WHAT YOU NEED TO DO: Do not carry the pictures over; copy every other part of the entries exactly.

PROVIDED MATERIAL:
=-=-=
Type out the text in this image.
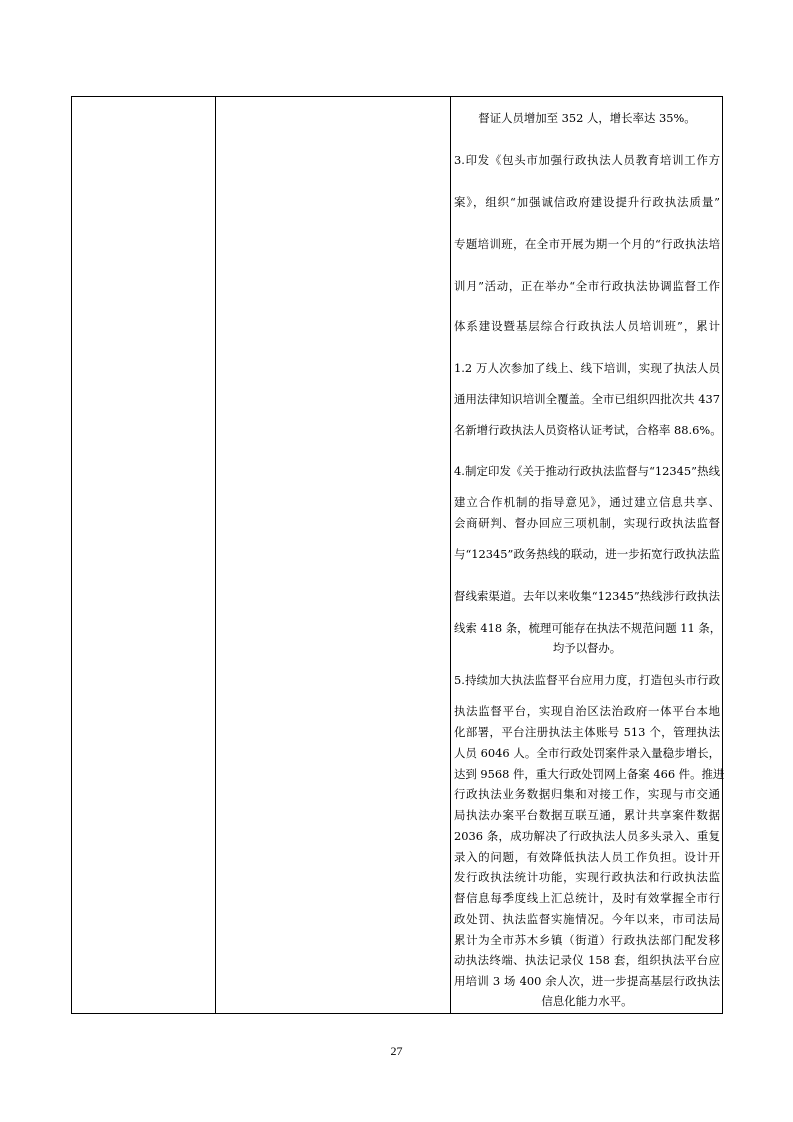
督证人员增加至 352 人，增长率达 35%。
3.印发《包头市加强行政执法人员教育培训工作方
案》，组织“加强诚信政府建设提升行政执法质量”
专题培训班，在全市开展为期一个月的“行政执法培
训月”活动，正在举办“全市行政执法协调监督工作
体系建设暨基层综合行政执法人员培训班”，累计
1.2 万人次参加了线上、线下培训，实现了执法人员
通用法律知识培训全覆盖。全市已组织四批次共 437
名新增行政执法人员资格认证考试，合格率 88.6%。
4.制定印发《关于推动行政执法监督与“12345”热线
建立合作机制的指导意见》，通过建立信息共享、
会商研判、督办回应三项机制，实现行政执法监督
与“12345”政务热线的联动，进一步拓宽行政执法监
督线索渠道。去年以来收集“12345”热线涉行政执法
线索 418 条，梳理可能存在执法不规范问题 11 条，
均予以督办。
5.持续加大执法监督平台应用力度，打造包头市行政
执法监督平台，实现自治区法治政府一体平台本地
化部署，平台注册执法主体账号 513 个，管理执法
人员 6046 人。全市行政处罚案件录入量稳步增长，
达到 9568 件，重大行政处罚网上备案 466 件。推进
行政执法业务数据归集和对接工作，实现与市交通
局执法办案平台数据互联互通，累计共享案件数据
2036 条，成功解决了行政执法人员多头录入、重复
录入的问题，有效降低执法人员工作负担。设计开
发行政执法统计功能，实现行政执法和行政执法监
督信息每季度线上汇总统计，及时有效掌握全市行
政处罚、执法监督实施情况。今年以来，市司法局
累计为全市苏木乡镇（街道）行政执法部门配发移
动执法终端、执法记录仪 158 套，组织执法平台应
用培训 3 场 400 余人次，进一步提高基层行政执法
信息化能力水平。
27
=-=-=
THE RESULT:
Type out the text in this image.
督证人员增加至 352 人，增长率达 35%。
3.印发《包头市加强行政执法人员教育培训工作方
案》，组织“加强诚信政府建设提升行政执法质量”
专题培训班，在全市开展为期一个月的“行政执法培
训月”活动，正在举办“全市行政执法协调监督工作
体系建设暨基层综合行政执法人员培训班”，累计
1.2 万人次参加了线上、线下培训，实现了执法人员
通用法律知识培训全覆盖。全市已组织四批次共 437
名新增行政执法人员资格认证考试，合格率 88.6%。
4.制定印发《关于推动行政执法监督与“12345”热线
建立合作机制的指导意见》，通过建立信息共享、
会商研判、督办回应三项机制，实现行政执法监督
与“12345”政务热线的联动，进一步拓宽行政执法监
督线索渠道。去年以来收集“12345”热线涉行政执法
线索 418 条，梳理可能存在执法不规范问题 11 条，
均予以督办。
5.持续加大执法监督平台应用力度，打造包头市行政
执法监督平台，实现自治区法治政府一体平台本地
化部署，平台注册执法主体账号 513 个，管理执法
人员 6046 人。全市行政处罚案件录入量稳步增长，
达到 9568 件，重大行政处罚网上备案 466 件。推进
行政执法业务数据归集和对接工作，实现与市交通
局执法办案平台数据互联互通，累计共享案件数据
2036 条，成功解决了行政执法人员多头录入、重复
录入的问题，有效降低执法人员工作负担。设计开
发行政执法统计功能，实现行政执法和行政执法监
督信息每季度线上汇总统计，及时有效掌握全市行
政处罚、执法监督实施情况。今年以来，市司法局
累计为全市苏木乡镇（街道）行政执法部门配发移
动执法终端、执法记录仪 158 套，组织执法平台应
用培训 3 场 400 余人次，进一步提高基层行政执法
信息化能力水平。
27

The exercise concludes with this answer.